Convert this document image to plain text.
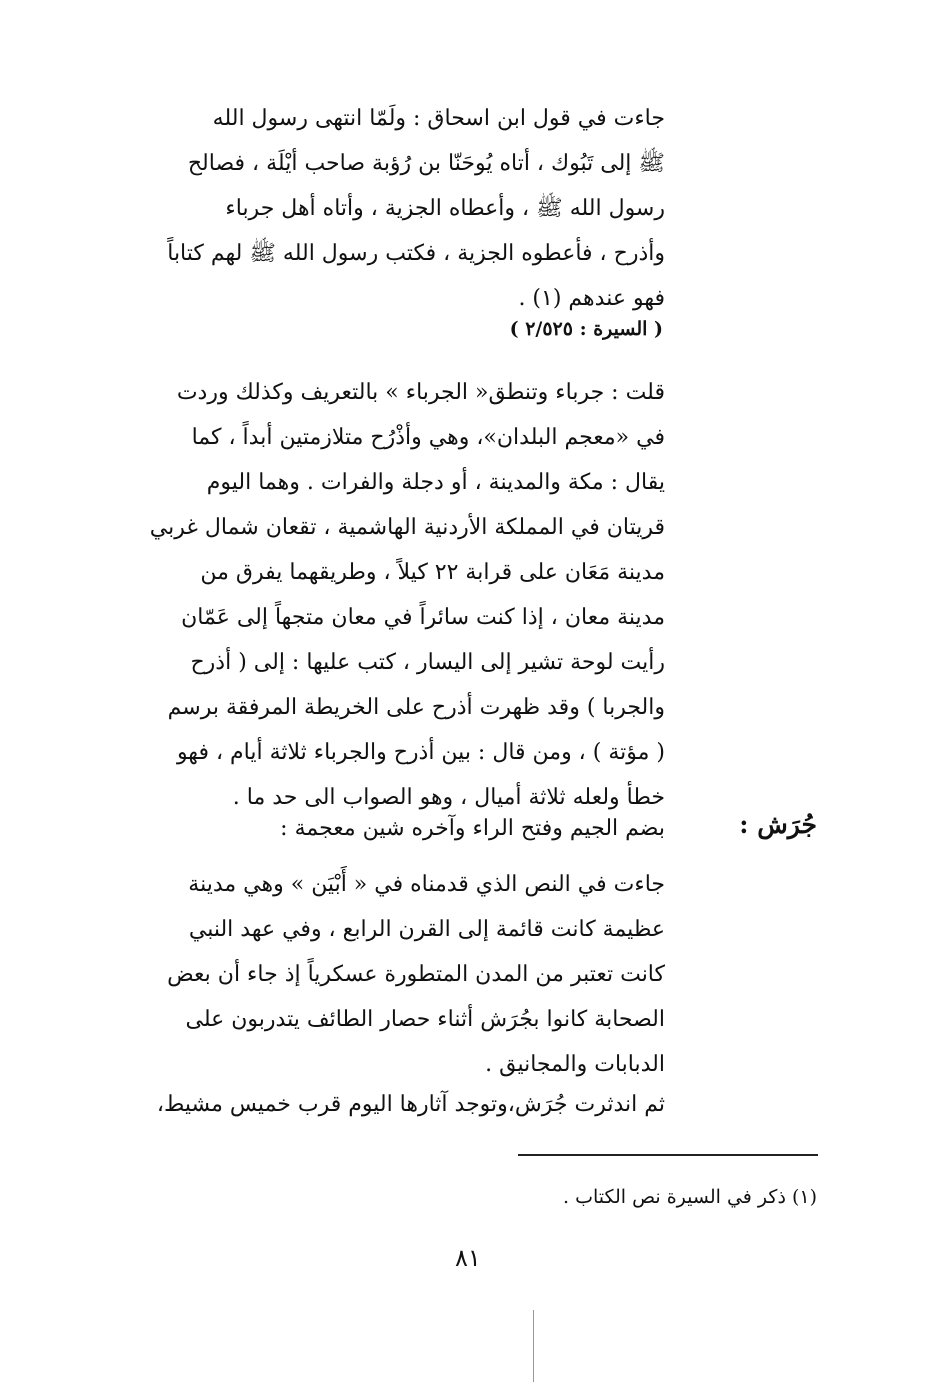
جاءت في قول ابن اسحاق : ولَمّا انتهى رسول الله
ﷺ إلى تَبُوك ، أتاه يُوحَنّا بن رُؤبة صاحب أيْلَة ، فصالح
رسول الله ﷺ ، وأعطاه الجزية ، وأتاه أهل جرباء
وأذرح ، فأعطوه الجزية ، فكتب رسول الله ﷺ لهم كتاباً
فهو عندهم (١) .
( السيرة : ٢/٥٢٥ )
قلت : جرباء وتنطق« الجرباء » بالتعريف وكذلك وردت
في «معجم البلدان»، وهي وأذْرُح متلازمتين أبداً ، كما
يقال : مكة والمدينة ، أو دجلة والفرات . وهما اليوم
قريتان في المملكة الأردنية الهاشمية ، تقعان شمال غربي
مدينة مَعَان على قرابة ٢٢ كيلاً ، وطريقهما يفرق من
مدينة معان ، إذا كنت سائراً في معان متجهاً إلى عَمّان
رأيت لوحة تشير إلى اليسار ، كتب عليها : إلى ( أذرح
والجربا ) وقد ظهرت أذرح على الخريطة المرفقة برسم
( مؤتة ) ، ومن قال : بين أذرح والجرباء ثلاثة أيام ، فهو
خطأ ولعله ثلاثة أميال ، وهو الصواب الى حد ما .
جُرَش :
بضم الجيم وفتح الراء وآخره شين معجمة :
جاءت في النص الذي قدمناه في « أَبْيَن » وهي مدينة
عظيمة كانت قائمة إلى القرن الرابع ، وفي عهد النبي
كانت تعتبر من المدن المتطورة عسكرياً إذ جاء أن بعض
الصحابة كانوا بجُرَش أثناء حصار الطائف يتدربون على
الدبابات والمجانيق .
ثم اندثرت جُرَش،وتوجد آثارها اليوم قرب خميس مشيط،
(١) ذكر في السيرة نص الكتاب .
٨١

==

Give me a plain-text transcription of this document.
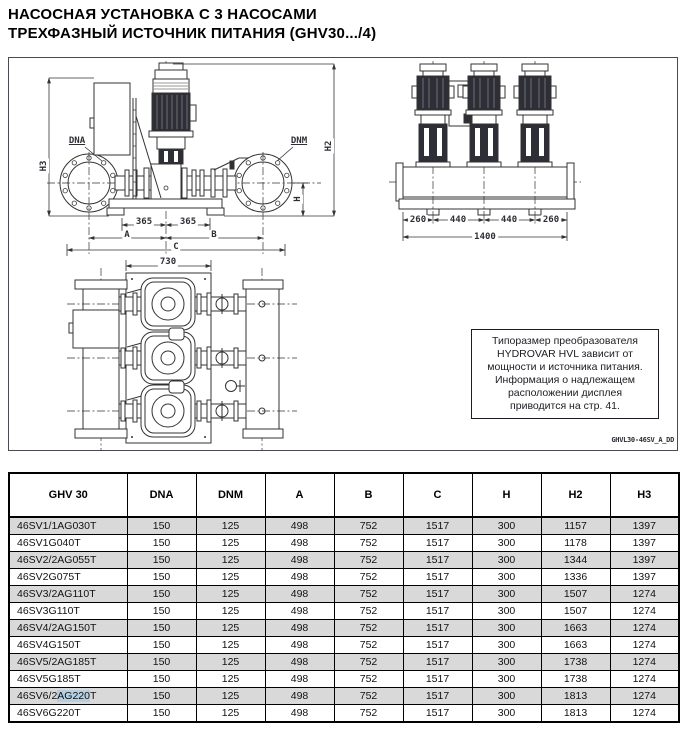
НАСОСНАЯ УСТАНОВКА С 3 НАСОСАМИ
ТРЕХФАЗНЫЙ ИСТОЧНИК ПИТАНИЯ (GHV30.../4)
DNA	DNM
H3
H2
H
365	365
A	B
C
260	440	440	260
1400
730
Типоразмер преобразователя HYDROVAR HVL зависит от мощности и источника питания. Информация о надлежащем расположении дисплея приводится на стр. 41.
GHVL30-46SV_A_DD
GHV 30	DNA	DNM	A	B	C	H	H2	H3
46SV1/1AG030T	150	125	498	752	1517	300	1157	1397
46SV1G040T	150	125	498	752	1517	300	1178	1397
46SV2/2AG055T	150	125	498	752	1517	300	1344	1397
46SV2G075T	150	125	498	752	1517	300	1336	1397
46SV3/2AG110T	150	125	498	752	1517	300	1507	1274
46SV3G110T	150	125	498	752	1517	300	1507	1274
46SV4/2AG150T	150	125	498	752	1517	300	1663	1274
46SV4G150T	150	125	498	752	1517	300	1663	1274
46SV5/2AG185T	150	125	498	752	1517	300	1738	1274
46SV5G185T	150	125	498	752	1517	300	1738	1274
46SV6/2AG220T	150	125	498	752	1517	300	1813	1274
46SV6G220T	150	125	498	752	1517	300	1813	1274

Written problem
Go through the listing above and pull out each line containing the word "اليوم".

Worked solution
يقال : مكة والمدينة ، أو دجلة والفرات . وهما اليوم
ثم اندثرت جُرَش،وتوجد آثارها اليوم قرب خميس مشيط،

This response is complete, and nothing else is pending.